Data items
[start]

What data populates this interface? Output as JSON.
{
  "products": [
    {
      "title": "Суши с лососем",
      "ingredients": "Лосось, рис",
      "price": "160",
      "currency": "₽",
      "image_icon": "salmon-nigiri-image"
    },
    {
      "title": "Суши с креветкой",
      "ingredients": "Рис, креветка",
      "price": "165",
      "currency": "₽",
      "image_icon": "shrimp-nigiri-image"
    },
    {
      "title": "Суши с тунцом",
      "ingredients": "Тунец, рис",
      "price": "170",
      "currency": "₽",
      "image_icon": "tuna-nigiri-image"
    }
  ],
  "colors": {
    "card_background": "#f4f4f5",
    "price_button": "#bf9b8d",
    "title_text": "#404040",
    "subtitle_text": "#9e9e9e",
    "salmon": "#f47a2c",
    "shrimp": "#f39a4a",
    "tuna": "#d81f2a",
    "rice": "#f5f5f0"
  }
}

[end]

▶ _WHAT TO DO_
Without leaving anything out, quote all the data.

▶ _SOLVED PROBLEM_
What data populates this interface? Output as JSON.
{
  "products": [
    {
      "title": "Суши с лососем",
      "ingredients": "Лосось, рис",
      "price": "160",
      "currency": "₽",
      "image_icon": "salmon-nigiri-image"
    },
    {
      "title": "Суши с креветкой",
      "ingredients": "Рис, креветка",
      "price": "165",
      "currency": "₽",
      "image_icon": "shrimp-nigiri-image"
    },
    {
      "title": "Суши с тунцом",
      "ingredients": "Тунец, рис",
      "price": "170",
      "currency": "₽",
      "image_icon": "tuna-nigiri-image"
    }
  ],
  "colors": {
    "card_background": "#f4f4f5",
    "price_button": "#bf9b8d",
    "title_text": "#404040",
    "subtitle_text": "#9e9e9e",
    "salmon": "#f47a2c",
    "shrimp": "#f39a4a",
    "tuna": "#d81f2a",
    "rice": "#f5f5f0"
  }
}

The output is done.